Prompt>
Transcribe the entries exactly; images are not part of the copy.

Records supplied>
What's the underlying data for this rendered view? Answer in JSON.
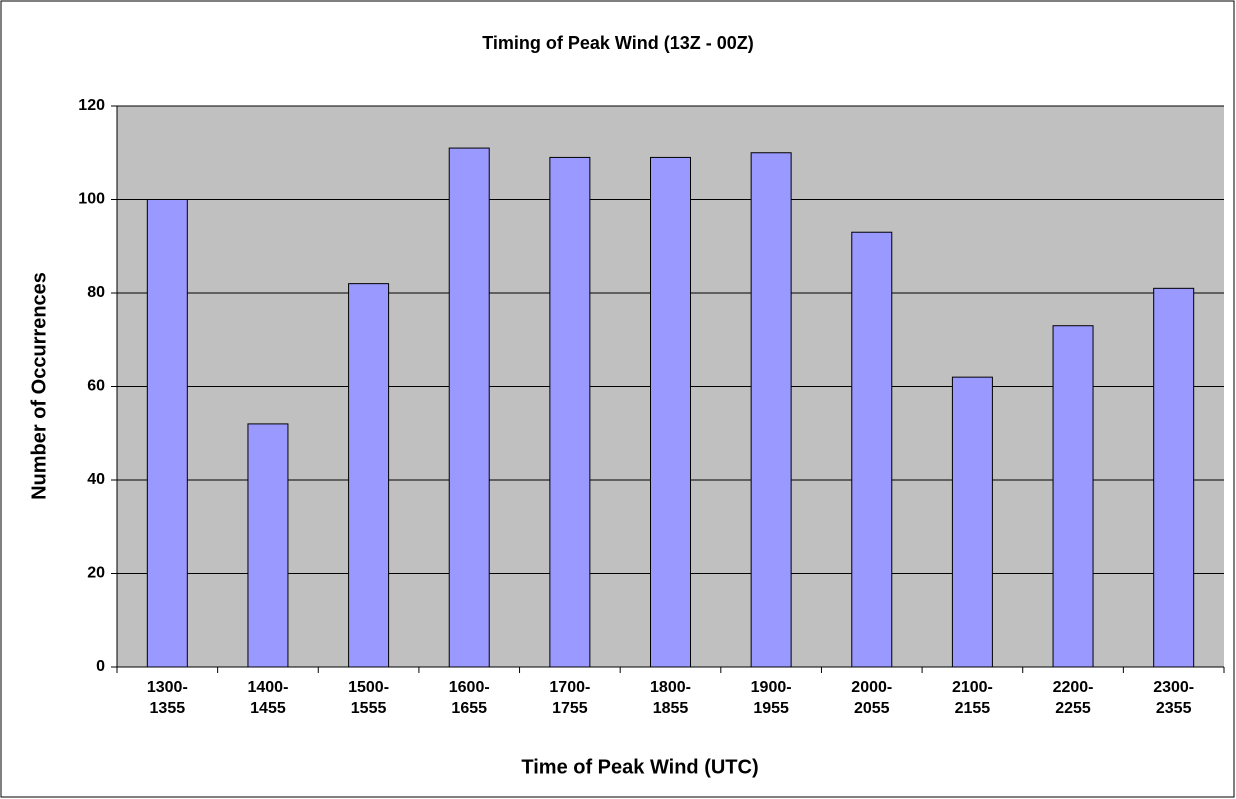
{
  "chart_data": {
    "type": "bar",
    "title": "Timing of Peak Wind (13Z - 00Z)",
    "x_label": "Time of Peak Wind (UTC)",
    "y_label": "Number of Occurrences",
    "categories": [
      "1300-1355",
      "1400-1455",
      "1500-1555",
      "1600-1655",
      "1700-1755",
      "1800-1855",
      "1900-1955",
      "2000-2055",
      "2100-2155",
      "2200-2255",
      "2300-2355"
    ],
    "values": [
      100,
      52,
      82,
      111,
      109,
      109,
      110,
      93,
      62,
      73,
      81
    ],
    "color": "#9999ff",
    "ylim": [
      0,
      120
    ],
    "yticks": [
      0,
      20,
      40,
      60,
      80,
      100,
      120
    ],
    "grid": true
  }
}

Answer to this problem>
What's the underlying data for this rendered view? Answer in JSON.
{
  "chart_data": {
    "type": "bar",
    "title": "Timing of Peak Wind (13Z - 00Z)",
    "x_label": "Time of Peak Wind (UTC)",
    "y_label": "Number of Occurrences",
    "categories": [
      "1300-1355",
      "1400-1455",
      "1500-1555",
      "1600-1655",
      "1700-1755",
      "1800-1855",
      "1900-1955",
      "2000-2055",
      "2100-2155",
      "2200-2255",
      "2300-2355"
    ],
    "values": [
      100,
      52,
      82,
      111,
      109,
      109,
      110,
      93,
      62,
      73,
      81
    ],
    "color": "#9999ff",
    "ylim": [
      0,
      120
    ],
    "yticks": [
      0,
      20,
      40,
      60,
      80,
      100,
      120
    ],
    "grid": true
  }
}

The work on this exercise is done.